** start of Extracted information **

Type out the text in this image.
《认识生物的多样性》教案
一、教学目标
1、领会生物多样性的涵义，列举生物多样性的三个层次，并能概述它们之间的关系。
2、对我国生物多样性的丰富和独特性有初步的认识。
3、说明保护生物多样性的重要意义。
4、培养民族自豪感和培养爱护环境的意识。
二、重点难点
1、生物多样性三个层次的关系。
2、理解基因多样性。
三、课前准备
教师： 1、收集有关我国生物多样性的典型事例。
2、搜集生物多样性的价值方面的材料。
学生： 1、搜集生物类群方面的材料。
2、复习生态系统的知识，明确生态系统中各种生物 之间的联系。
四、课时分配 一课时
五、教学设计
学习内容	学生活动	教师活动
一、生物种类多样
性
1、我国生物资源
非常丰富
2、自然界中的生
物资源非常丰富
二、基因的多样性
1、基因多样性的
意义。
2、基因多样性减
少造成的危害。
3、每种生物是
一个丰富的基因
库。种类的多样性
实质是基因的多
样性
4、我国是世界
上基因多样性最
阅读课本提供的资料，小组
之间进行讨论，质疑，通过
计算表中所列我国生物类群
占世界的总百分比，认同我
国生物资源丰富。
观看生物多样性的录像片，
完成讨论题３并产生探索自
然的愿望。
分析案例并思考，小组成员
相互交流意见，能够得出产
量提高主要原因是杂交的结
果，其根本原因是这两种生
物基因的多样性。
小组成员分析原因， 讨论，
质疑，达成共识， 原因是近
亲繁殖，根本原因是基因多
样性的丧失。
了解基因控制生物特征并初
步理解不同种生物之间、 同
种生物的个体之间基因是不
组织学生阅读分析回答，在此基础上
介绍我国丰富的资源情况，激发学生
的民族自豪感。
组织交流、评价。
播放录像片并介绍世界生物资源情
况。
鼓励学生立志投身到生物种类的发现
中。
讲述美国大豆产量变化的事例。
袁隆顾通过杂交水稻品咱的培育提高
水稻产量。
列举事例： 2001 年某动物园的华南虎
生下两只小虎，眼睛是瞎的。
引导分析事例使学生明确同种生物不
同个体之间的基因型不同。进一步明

** end of Extracted information **

## The task
Using the listing above, reproduce each line without omission.

## Written reply
Type out the text in this image.
《认识生物的多样性》教案
一、教学目标
1、领会生物多样性的涵义，列举生物多样性的三个层次，并能概述它们之间的关系。
2、对我国生物多样性的丰富和独特性有初步的认识。
3、说明保护生物多样性的重要意义。
4、培养民族自豪感和培养爱护环境的意识。
二、重点难点
1、生物多样性三个层次的关系。
2、理解基因多样性。
三、课前准备
教师： 1、收集有关我国生物多样性的典型事例。
2、搜集生物多样性的价值方面的材料。
学生： 1、搜集生物类群方面的材料。
2、复习生态系统的知识，明确生态系统中各种生物 之间的联系。
四、课时分配 一课时
五、教学设计
学习内容	学生活动	教师活动
一、生物种类多样
性
1、我国生物资源
非常丰富
2、自然界中的生
物资源非常丰富
二、基因的多样性
1、基因多样性的
意义。
2、基因多样性减
少造成的危害。
3、每种生物是
一个丰富的基因
库。种类的多样性
实质是基因的多
样性
4、我国是世界
上基因多样性最
阅读课本提供的资料，小组
之间进行讨论，质疑，通过
计算表中所列我国生物类群
占世界的总百分比，认同我
国生物资源丰富。
观看生物多样性的录像片，
完成讨论题３并产生探索自
然的愿望。
分析案例并思考，小组成员
相互交流意见，能够得出产
量提高主要原因是杂交的结
果，其根本原因是这两种生
物基因的多样性。
小组成员分析原因， 讨论，
质疑，达成共识， 原因是近
亲繁殖，根本原因是基因多
样性的丧失。
了解基因控制生物特征并初
步理解不同种生物之间、 同
种生物的个体之间基因是不
组织学生阅读分析回答，在此基础上
介绍我国丰富的资源情况，激发学生
的民族自豪感。
组织交流、评价。
播放录像片并介绍世界生物资源情
况。
鼓励学生立志投身到生物种类的发现
中。
讲述美国大豆产量变化的事例。
袁隆顾通过杂交水稻品咱的培育提高
水稻产量。
列举事例： 2001 年某动物园的华南虎
生下两只小虎，眼睛是瞎的。
引导分析事例使学生明确同种生物不
同个体之间的基因型不同。进一步明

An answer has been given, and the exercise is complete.